## What to produce
Show every line from the entries that follow which holds the word "background".

'''

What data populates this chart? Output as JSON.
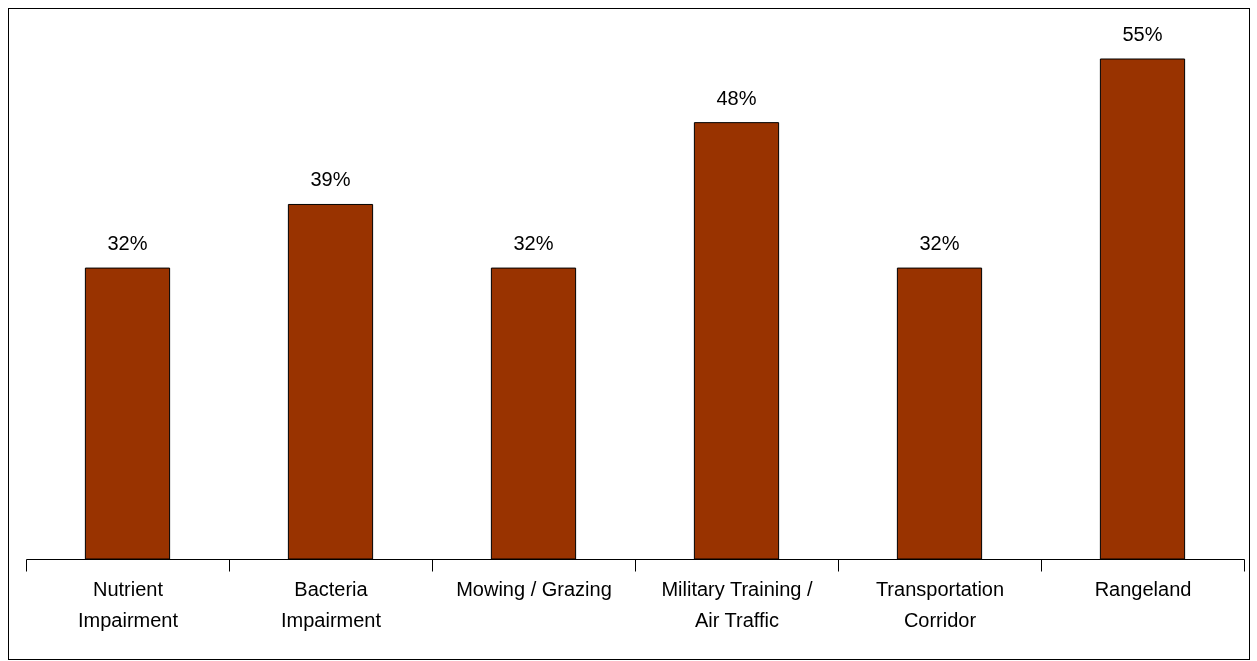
{
  "chart_data": {
    "type": "bar",
    "categories": [
      "Nutrient Impairment",
      "Bacteria Impairment",
      "Mowing / Grazing",
      "Military Training / Air Traffic",
      "Transportation Corridor",
      "Rangeland"
    ],
    "values": [
      32,
      39,
      32,
      48,
      32,
      55
    ],
    "value_labels": [
      "32%",
      "39%",
      "32%",
      "48%",
      "32%",
      "55%"
    ],
    "color": "#993300",
    "tick_labels": "x"
  }
}
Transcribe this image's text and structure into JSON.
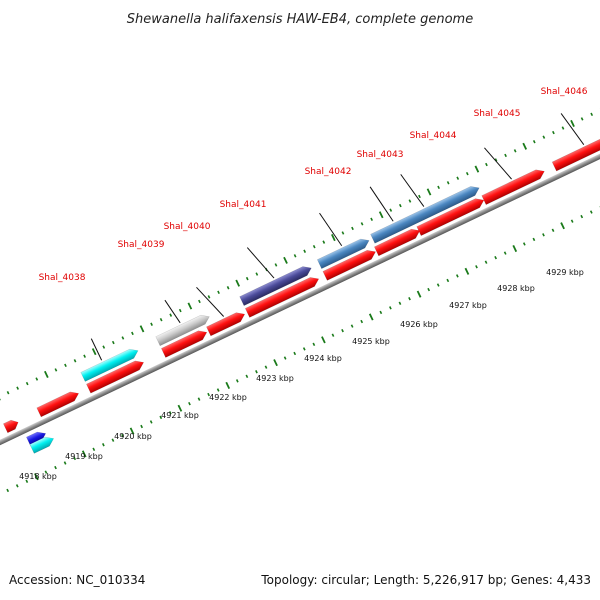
{
  "title": "Shewanella halifaxensis HAW-EB4, complete genome",
  "footer": {
    "accession": "Accession: NC_010334",
    "topology": "Topology: circular; Length: 5,226,917 bp; Genes: 4,433"
  },
  "colors": {
    "background": "#ffffff",
    "backbone": "#8c8c8c",
    "tick_major": "#1a7a1a",
    "tick_minor": "#1a8a1a",
    "gene_label": "#e00000",
    "gene_red": "#ff0000",
    "gene_cyan": "#00ffff",
    "gene_lightgray": "#cfcfcf",
    "gene_darkslate": "#4b4b9a",
    "gene_steelblue": "#4a86c0",
    "gene_blue": "#1818e0"
  },
  "gene_labels": [
    {
      "id": "shal4038",
      "text": "Shal_4038"
    },
    {
      "id": "shal4039",
      "text": "Shal_4039"
    },
    {
      "id": "shal4040",
      "text": "Shal_4040"
    },
    {
      "id": "shal4041",
      "text": "Shal_4041"
    },
    {
      "id": "shal4042",
      "text": "Shal_4042"
    },
    {
      "id": "shal4043",
      "text": "Shal_4043"
    },
    {
      "id": "shal4044",
      "text": "Shal_4044"
    },
    {
      "id": "shal4045",
      "text": "Shal_4045"
    },
    {
      "id": "shal4046",
      "text": "Shal_4046"
    }
  ],
  "kbp_labels": [
    {
      "id": "k4918",
      "text": "4918 kbp"
    },
    {
      "id": "k4919",
      "text": "4919 kbp"
    },
    {
      "id": "k4920",
      "text": "4920 kbp"
    },
    {
      "id": "k4921",
      "text": "4921 kbp"
    },
    {
      "id": "k4922",
      "text": "4922 kbp"
    },
    {
      "id": "k4923",
      "text": "4923 kbp"
    },
    {
      "id": "k4924",
      "text": "4924 kbp"
    },
    {
      "id": "k4925",
      "text": "4925 kbp"
    },
    {
      "id": "k4926",
      "text": "4926 kbp"
    },
    {
      "id": "k4927",
      "text": "4927 kbp"
    },
    {
      "id": "k4928",
      "text": "4928 kbp"
    },
    {
      "id": "k4929",
      "text": "4929 kbp"
    }
  ]
}
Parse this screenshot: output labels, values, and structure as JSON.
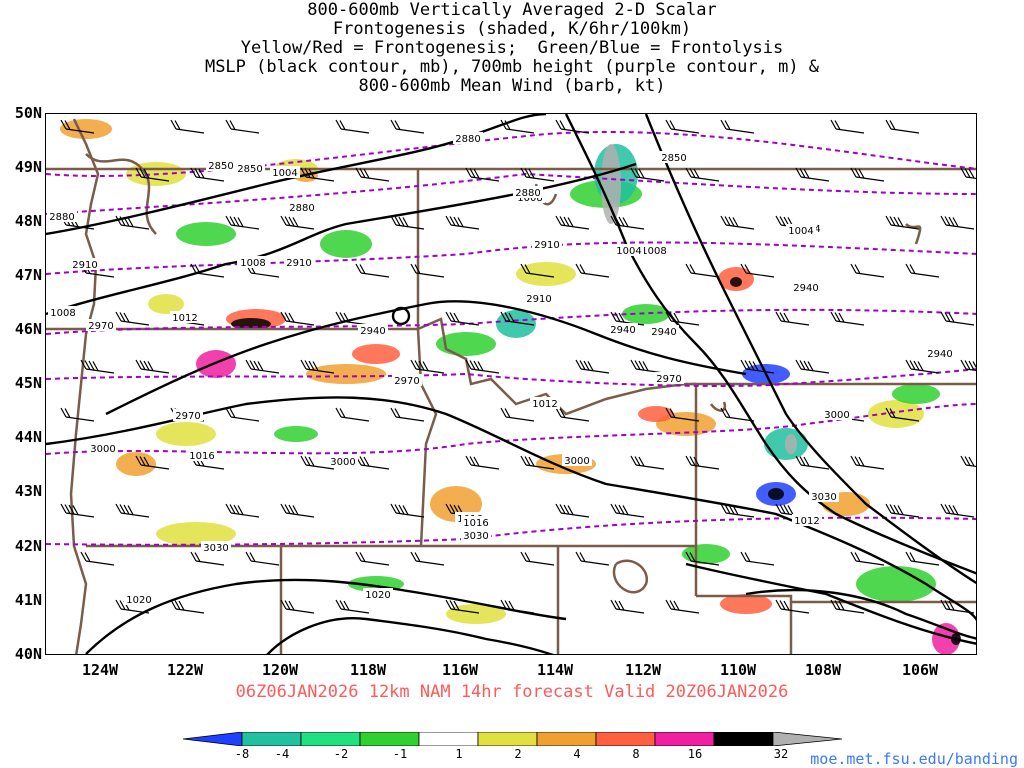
{
  "title_lines": [
    "800-600mb Vertically Averaged 2-D Scalar",
    "Frontogenesis (shaded, K/6hr/100km)",
    "Yellow/Red = Frontogenesis;  Green/Blue = Frontolysis",
    "MSLP (black contour, mb), 700mb height (purple contour, m) &",
    "800-600mb Mean Wind (barb, kt)"
  ],
  "axes": {
    "lat_labels": [
      "50N",
      "49N",
      "48N",
      "47N",
      "46N",
      "45N",
      "44N",
      "43N",
      "42N",
      "41N",
      "40N"
    ],
    "lon_labels": [
      "124W",
      "122W",
      "120W",
      "118W",
      "116W",
      "114W",
      "112W",
      "110W",
      "108W",
      "106W"
    ],
    "lat_range": [
      40,
      50
    ],
    "lon_range": [
      -125,
      -105
    ]
  },
  "valid_text": "06Z06JAN2026 12km NAM 14hr forecast Valid 20Z06JAN2026",
  "credit": "moe.met.fsu.edu/banding",
  "colorbar": {
    "labels": [
      "-8",
      "-4",
      "-2",
      "-1",
      "1",
      "2",
      "4",
      "8",
      "16",
      "32"
    ],
    "colors": [
      "#2040ff",
      "#20c0a0",
      "#20e080",
      "#30d030",
      "#ffffff",
      "#e0e040",
      "#f0a030",
      "#ff6040",
      "#f020a0",
      "#000000",
      "#b0b0b0"
    ]
  },
  "colors": {
    "mslp_contour": "#000000",
    "height_contour": "#a000c8",
    "borders": "#7a5c48",
    "title_valid": "#ff5a5a",
    "credit": "#3b78ff"
  },
  "mslp_labels": [
    "1004",
    "1008",
    "1012",
    "1016",
    "1020"
  ],
  "height_labels": [
    "2850",
    "2880",
    "2910",
    "2940",
    "2970",
    "3000",
    "3030"
  ],
  "map_labels": [
    {
      "text": "1004",
      "kind": "mslp"
    },
    {
      "text": "1008",
      "kind": "mslp"
    },
    {
      "text": "1012",
      "kind": "mslp"
    },
    {
      "text": "1012",
      "kind": "mslp"
    },
    {
      "text": "1016",
      "kind": "mslp"
    },
    {
      "text": "1016",
      "kind": "mslp"
    },
    {
      "text": "1016",
      "kind": "mslp"
    },
    {
      "text": "1020",
      "kind": "mslp"
    },
    {
      "text": "1020",
      "kind": "mslp"
    },
    {
      "text": "1004",
      "kind": "mslp"
    },
    {
      "text": "1008",
      "kind": "mslp"
    },
    {
      "text": "1012",
      "kind": "mslp"
    },
    {
      "text": "1008",
      "kind": "mslp"
    },
    {
      "text": "1008",
      "kind": "mslp"
    },
    {
      "text": "1008",
      "kind": "mslp"
    },
    {
      "text": "1004",
      "kind": "mslp"
    },
    {
      "text": "2850",
      "kind": "height"
    },
    {
      "text": "2880",
      "kind": "height"
    },
    {
      "text": "2880",
      "kind": "height"
    },
    {
      "text": "2880",
      "kind": "height"
    },
    {
      "text": "2850",
      "kind": "height"
    },
    {
      "text": "2880",
      "kind": "height"
    },
    {
      "text": "2910",
      "kind": "height"
    },
    {
      "text": "2910",
      "kind": "height"
    },
    {
      "text": "2910",
      "kind": "height"
    },
    {
      "text": "2940",
      "kind": "height"
    },
    {
      "text": "2940",
      "kind": "height"
    },
    {
      "text": "2940",
      "kind": "height"
    },
    {
      "text": "2940",
      "kind": "height"
    },
    {
      "text": "2970",
      "kind": "height"
    },
    {
      "text": "2970",
      "kind": "height"
    },
    {
      "text": "2970",
      "kind": "height"
    },
    {
      "text": "2970",
      "kind": "height"
    },
    {
      "text": "3000",
      "kind": "height"
    },
    {
      "text": "3000",
      "kind": "height"
    },
    {
      "text": "3000",
      "kind": "height"
    },
    {
      "text": "3000",
      "kind": "height"
    },
    {
      "text": "3030",
      "kind": "height"
    },
    {
      "text": "3030",
      "kind": "height"
    },
    {
      "text": "3030",
      "kind": "height"
    },
    {
      "text": "2850",
      "kind": "height"
    },
    {
      "text": "1004",
      "kind": "mslp"
    },
    {
      "text": "2910",
      "kind": "height"
    },
    {
      "text": "2940",
      "kind": "height"
    }
  ]
}
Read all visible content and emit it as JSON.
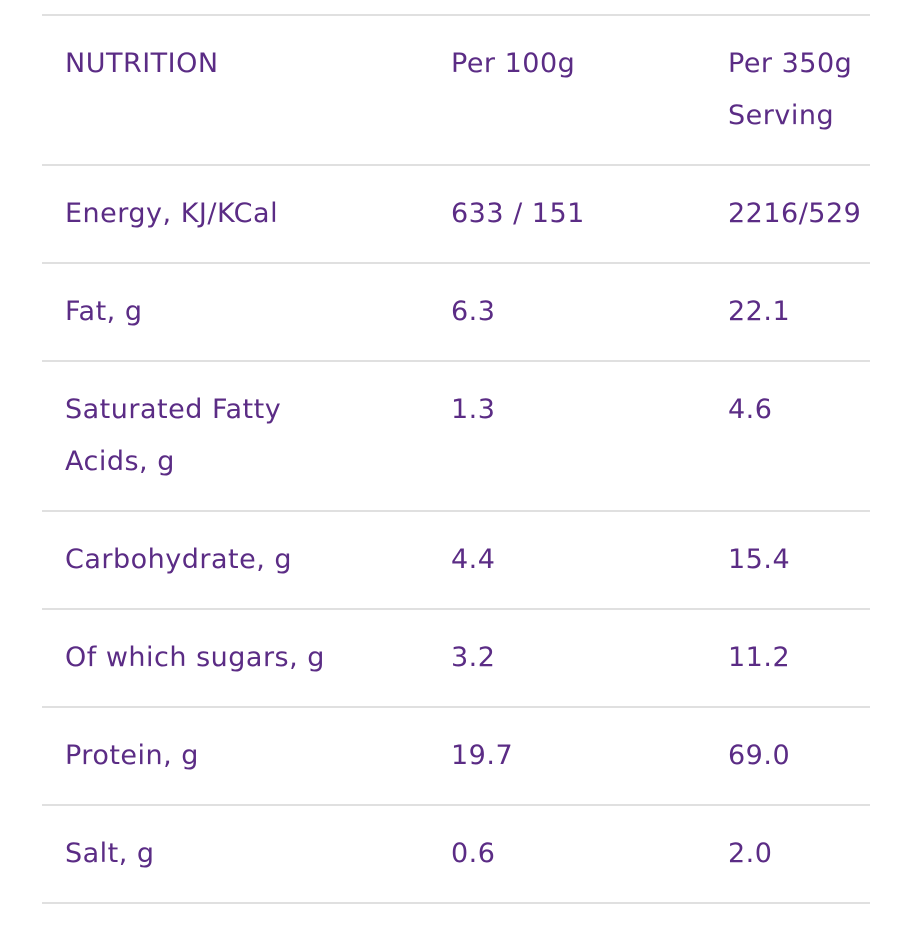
{
  "theme": {
    "text-purple": "#5b2c85",
    "divider": "#e0e0e0",
    "background": "#ffffff"
  },
  "table": {
    "header": {
      "label": "NUTRITION",
      "per_100g": "Per 100g",
      "per_serving": "Per 350g Serving"
    },
    "rows": [
      {
        "label": "Energy, KJ/KCal",
        "per_100g": "633 / 151",
        "per_serving": "2216/529"
      },
      {
        "label": "Fat, g",
        "per_100g": "6.3",
        "per_serving": "22.1"
      },
      {
        "label": "Saturated Fatty Acids, g",
        "per_100g": "1.3",
        "per_serving": "4.6"
      },
      {
        "label": "Carbohydrate, g",
        "per_100g": "4.4",
        "per_serving": "15.4"
      },
      {
        "label": "Of which sugars, g",
        "per_100g": "3.2",
        "per_serving": "11.2"
      },
      {
        "label": "Protein, g",
        "per_100g": "19.7",
        "per_serving": "69.0"
      },
      {
        "label": "Salt, g",
        "per_100g": "0.6",
        "per_serving": "2.0"
      }
    ]
  }
}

'''

## Solution to this exercise
    "background": "#ffffff",
    "background": "#ffffff"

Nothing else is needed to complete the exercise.